**Exercise details**
Where the string "values" occurs in the material below, report the whole line.

**Stored data**

· · ·

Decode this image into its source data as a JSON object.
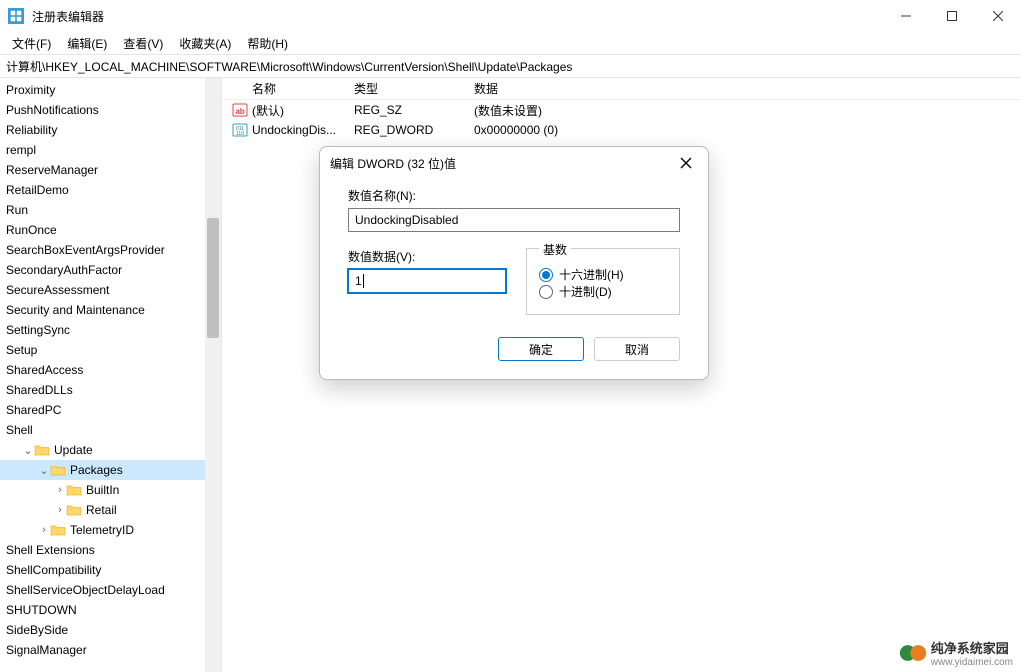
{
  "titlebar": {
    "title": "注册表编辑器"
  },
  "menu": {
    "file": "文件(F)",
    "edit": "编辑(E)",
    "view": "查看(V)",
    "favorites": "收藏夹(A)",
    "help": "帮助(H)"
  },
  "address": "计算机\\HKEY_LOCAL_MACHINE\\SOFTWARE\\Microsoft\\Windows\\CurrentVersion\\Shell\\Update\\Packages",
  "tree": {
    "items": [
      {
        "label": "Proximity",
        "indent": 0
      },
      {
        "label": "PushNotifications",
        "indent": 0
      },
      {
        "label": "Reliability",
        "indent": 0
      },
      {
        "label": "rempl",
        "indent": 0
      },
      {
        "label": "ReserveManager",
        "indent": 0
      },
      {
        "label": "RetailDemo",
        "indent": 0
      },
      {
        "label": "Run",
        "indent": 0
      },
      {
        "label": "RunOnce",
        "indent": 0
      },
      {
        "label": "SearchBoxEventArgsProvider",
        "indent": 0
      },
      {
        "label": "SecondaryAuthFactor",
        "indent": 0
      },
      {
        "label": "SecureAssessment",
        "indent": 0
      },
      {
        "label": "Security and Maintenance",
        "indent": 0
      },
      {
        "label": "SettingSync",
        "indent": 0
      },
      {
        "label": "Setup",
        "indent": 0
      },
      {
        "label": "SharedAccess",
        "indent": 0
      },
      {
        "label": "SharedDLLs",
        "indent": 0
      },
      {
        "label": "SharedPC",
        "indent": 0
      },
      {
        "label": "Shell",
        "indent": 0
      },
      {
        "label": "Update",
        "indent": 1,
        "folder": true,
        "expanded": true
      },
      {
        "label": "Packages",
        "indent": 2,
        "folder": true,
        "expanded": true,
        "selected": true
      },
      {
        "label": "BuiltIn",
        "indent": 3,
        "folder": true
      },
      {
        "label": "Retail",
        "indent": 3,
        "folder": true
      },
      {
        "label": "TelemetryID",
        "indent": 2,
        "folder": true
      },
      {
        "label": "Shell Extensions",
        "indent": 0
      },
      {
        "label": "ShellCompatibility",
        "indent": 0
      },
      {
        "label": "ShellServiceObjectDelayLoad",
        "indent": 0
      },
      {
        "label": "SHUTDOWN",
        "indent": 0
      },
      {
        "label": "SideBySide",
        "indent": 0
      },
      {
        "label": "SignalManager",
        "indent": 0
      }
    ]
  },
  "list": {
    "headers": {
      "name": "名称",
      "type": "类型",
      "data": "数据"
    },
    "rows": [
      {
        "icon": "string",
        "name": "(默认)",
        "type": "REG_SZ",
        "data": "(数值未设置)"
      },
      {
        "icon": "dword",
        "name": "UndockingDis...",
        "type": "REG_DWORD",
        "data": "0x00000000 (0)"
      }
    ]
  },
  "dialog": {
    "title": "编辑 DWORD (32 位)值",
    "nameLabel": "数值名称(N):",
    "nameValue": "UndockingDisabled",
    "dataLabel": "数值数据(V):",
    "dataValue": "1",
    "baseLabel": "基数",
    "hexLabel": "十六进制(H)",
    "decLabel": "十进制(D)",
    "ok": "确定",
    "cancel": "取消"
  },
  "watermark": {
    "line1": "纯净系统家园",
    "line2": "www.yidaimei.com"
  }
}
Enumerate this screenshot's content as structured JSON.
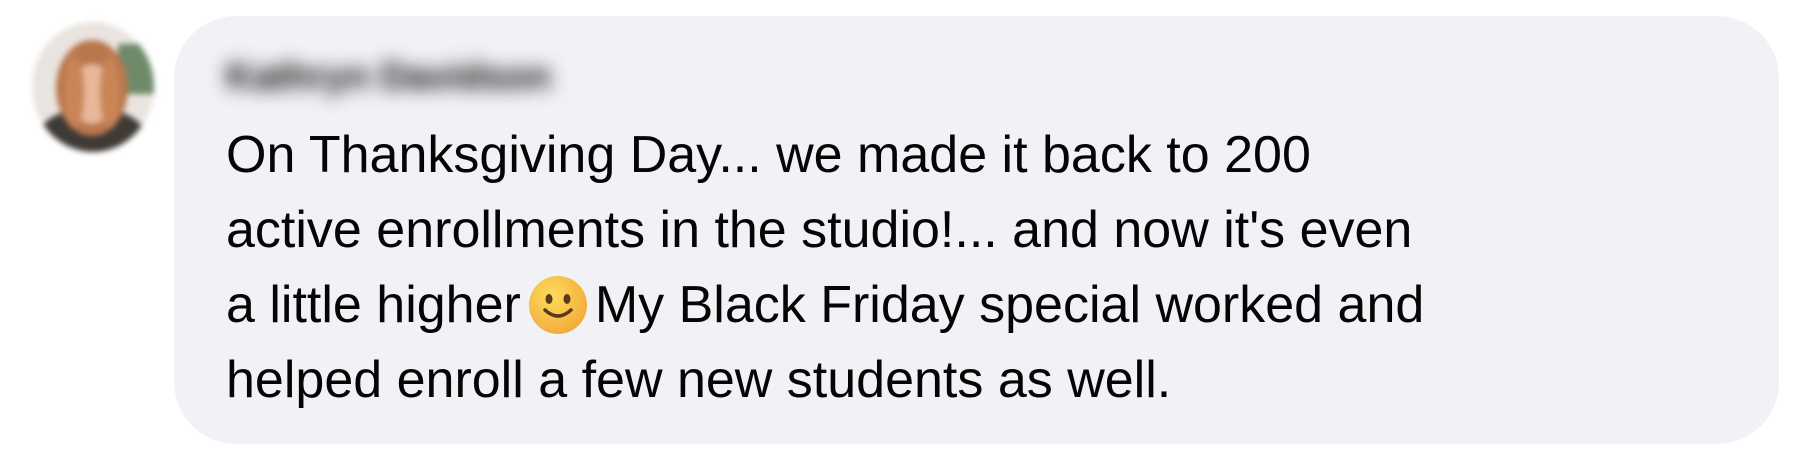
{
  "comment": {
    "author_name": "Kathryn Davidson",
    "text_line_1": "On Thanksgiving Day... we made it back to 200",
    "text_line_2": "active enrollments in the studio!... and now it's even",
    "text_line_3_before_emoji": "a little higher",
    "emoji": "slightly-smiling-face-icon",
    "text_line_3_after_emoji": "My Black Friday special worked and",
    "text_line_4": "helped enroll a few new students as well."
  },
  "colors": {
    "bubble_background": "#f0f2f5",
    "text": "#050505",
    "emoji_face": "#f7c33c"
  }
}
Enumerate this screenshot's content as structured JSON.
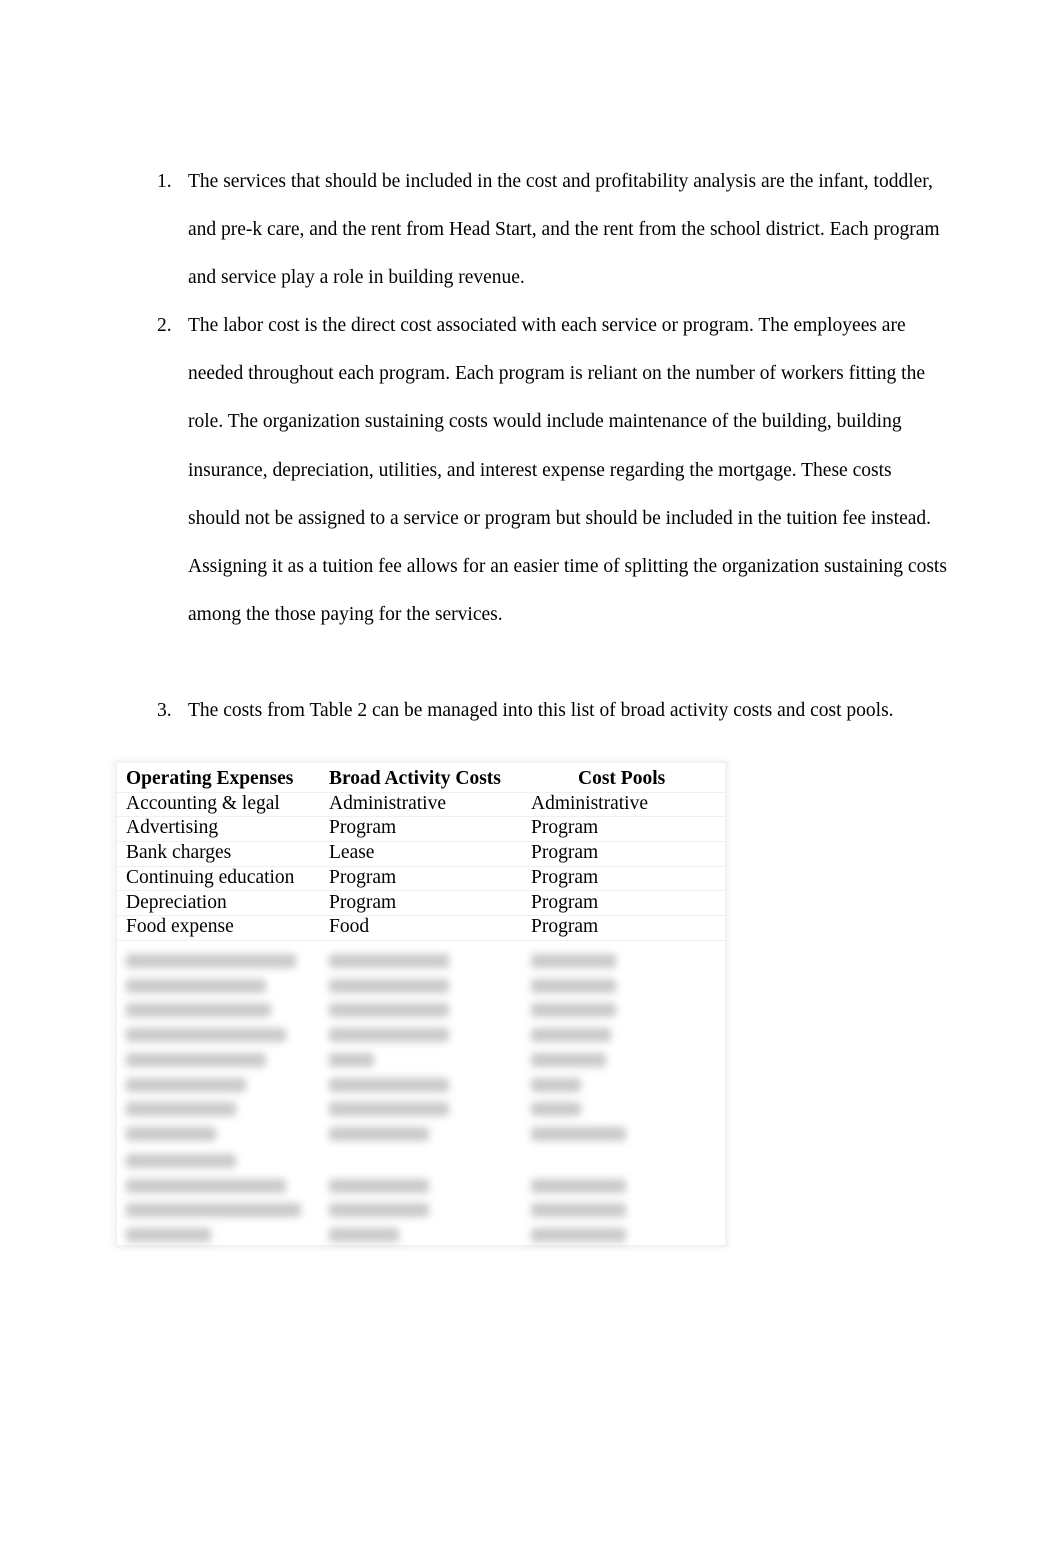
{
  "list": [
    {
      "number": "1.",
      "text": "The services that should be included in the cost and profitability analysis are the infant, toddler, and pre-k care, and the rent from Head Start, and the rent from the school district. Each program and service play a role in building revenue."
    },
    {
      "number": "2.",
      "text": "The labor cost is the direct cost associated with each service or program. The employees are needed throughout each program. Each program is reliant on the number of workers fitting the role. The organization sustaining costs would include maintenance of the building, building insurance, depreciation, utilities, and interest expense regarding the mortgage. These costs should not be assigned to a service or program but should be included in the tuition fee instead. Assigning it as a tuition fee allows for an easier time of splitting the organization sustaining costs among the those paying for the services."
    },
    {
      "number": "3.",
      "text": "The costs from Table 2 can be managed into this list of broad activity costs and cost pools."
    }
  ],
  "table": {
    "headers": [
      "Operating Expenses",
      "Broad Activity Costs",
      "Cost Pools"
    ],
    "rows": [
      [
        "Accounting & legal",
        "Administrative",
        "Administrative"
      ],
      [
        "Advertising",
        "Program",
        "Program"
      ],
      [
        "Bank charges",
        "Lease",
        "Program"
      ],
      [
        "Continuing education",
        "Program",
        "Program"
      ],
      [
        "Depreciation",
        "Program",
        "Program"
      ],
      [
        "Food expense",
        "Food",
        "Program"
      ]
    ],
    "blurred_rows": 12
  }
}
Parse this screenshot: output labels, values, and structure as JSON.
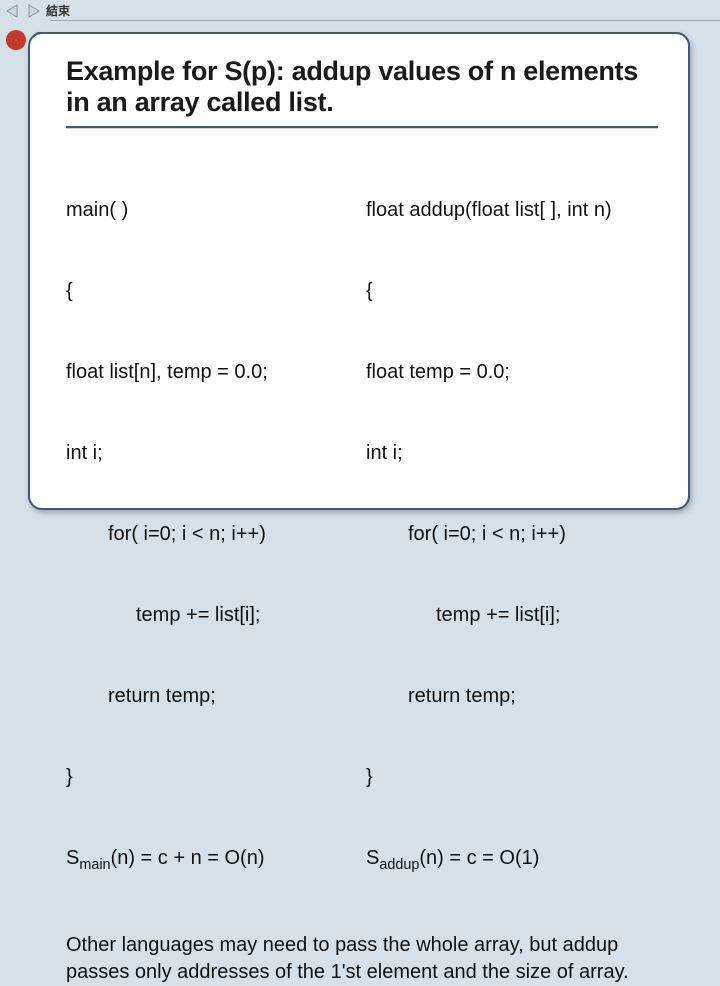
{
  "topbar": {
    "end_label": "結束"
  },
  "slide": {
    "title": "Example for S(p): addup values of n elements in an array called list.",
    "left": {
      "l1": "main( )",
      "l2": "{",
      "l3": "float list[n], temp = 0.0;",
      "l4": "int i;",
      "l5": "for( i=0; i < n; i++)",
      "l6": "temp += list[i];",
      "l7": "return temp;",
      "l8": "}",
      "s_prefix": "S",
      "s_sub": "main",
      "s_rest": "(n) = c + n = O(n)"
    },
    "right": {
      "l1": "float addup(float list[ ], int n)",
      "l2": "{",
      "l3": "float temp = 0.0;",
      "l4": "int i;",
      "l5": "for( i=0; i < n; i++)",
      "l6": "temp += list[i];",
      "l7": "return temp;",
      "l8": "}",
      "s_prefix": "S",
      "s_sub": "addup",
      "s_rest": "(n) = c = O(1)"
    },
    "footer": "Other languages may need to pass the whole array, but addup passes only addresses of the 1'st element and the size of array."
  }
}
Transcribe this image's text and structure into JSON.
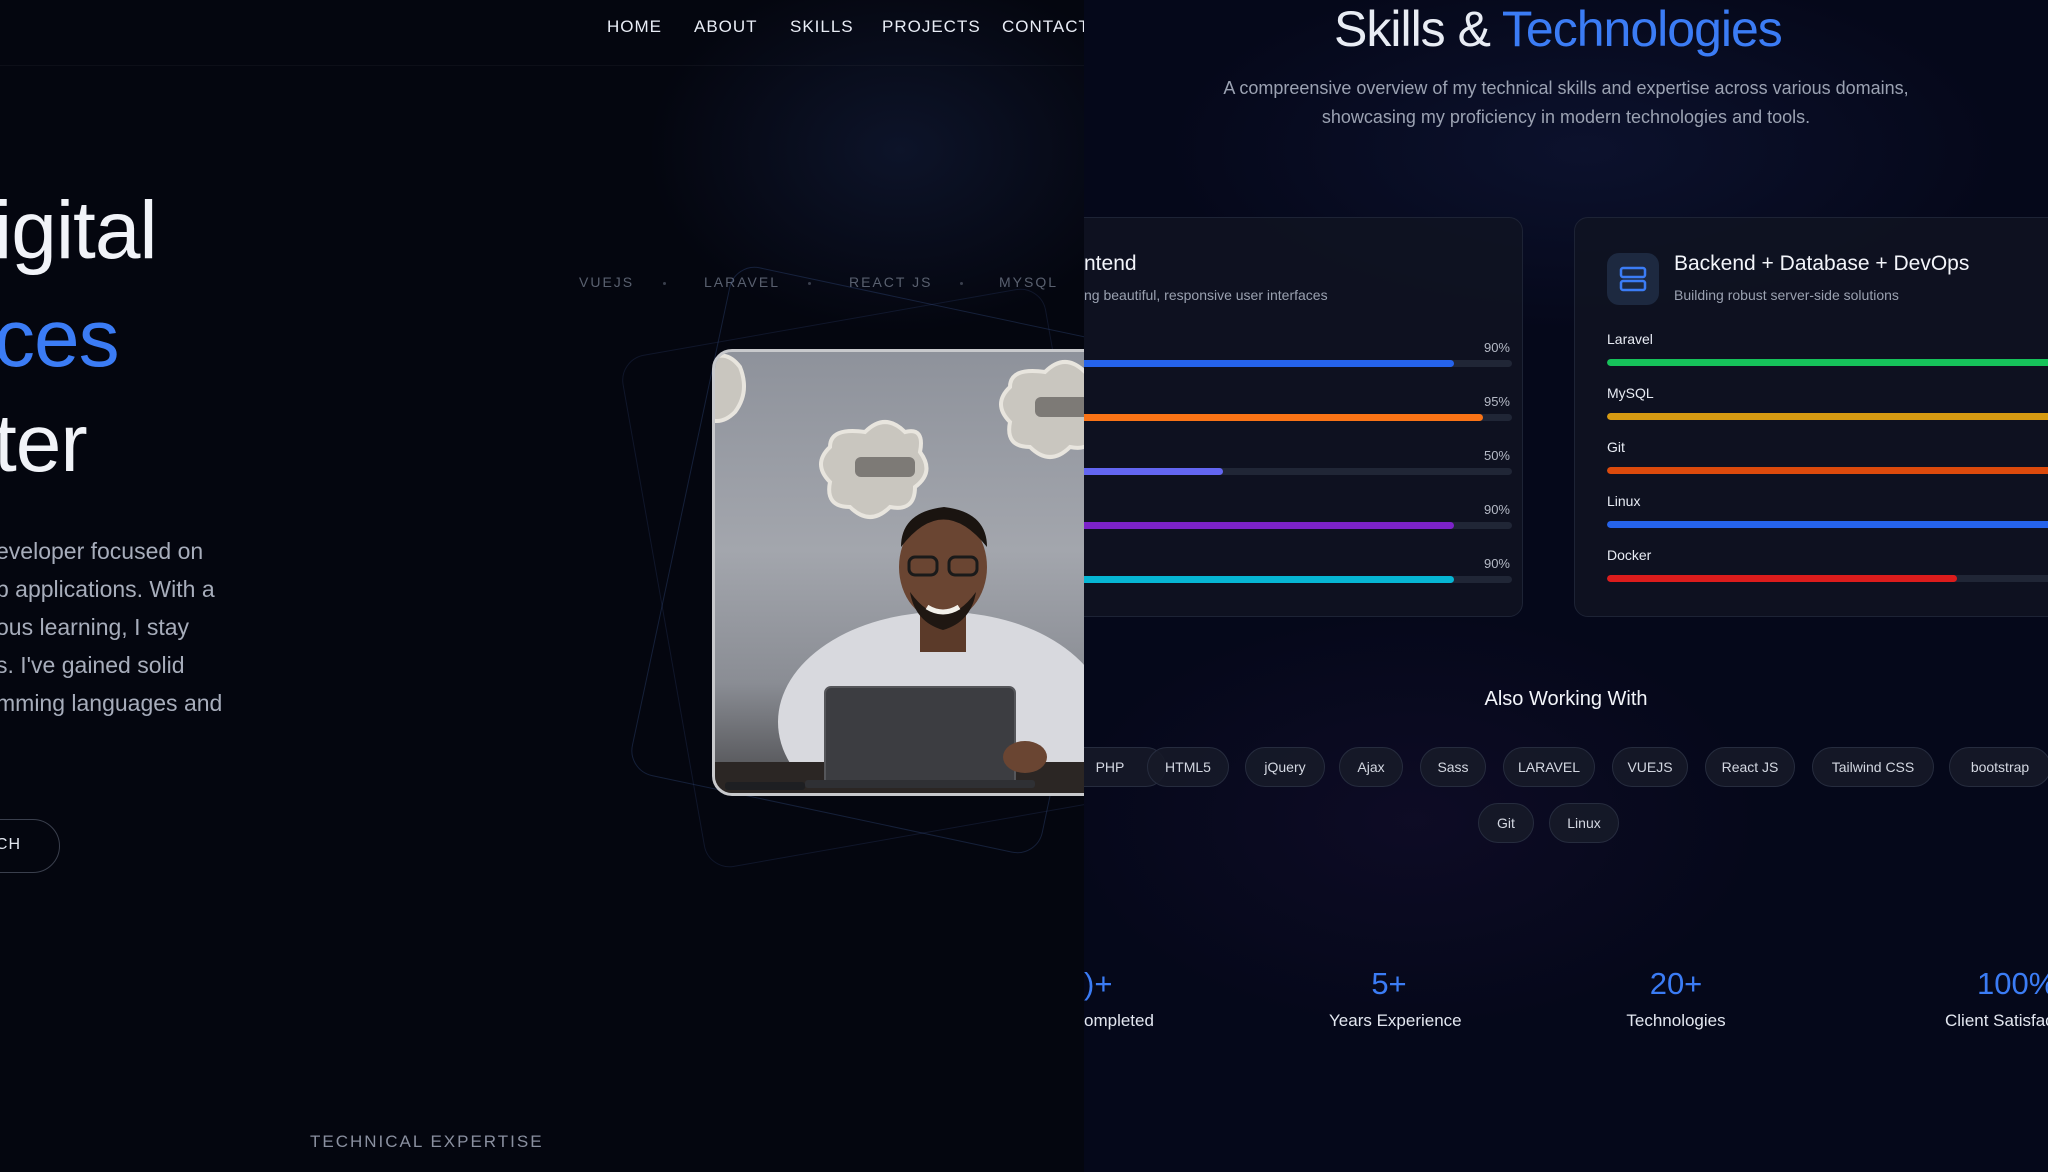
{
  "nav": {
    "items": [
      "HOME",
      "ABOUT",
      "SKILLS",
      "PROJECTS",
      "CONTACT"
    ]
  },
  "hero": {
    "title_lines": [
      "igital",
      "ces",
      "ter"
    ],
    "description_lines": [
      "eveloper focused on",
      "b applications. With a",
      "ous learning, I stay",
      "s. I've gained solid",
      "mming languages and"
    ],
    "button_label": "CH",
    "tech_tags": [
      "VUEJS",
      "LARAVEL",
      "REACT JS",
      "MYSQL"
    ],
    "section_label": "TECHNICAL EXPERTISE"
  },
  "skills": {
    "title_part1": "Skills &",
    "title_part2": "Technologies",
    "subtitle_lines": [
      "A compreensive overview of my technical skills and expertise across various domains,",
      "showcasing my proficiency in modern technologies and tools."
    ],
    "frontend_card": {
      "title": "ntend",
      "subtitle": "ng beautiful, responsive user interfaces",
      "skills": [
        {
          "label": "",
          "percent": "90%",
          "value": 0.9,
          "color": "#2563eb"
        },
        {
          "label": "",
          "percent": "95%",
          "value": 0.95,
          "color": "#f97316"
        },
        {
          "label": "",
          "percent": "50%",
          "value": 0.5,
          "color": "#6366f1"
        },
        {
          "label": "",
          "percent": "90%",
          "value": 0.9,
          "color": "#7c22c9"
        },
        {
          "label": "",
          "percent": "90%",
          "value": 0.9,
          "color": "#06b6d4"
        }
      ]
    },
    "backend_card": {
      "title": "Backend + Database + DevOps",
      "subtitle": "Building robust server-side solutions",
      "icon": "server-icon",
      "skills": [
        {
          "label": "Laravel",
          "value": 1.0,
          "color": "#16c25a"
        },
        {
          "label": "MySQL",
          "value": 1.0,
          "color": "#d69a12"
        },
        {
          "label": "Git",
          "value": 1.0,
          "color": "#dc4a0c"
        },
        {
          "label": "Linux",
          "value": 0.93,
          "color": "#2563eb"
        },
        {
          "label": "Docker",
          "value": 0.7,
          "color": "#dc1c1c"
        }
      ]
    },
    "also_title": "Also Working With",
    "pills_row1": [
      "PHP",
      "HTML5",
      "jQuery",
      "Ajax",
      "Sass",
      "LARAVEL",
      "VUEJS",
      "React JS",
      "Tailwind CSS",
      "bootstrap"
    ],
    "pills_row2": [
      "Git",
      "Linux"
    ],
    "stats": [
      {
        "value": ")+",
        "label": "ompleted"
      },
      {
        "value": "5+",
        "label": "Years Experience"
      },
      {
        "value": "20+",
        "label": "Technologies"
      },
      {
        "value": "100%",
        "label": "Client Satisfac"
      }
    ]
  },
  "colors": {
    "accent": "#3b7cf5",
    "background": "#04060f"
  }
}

· · ·

**Result of the exercise**
Parse this screenshot: output labels, values, and structure as JSON.
    "title": "Example for S(p): addup values of n elements in an array called list.",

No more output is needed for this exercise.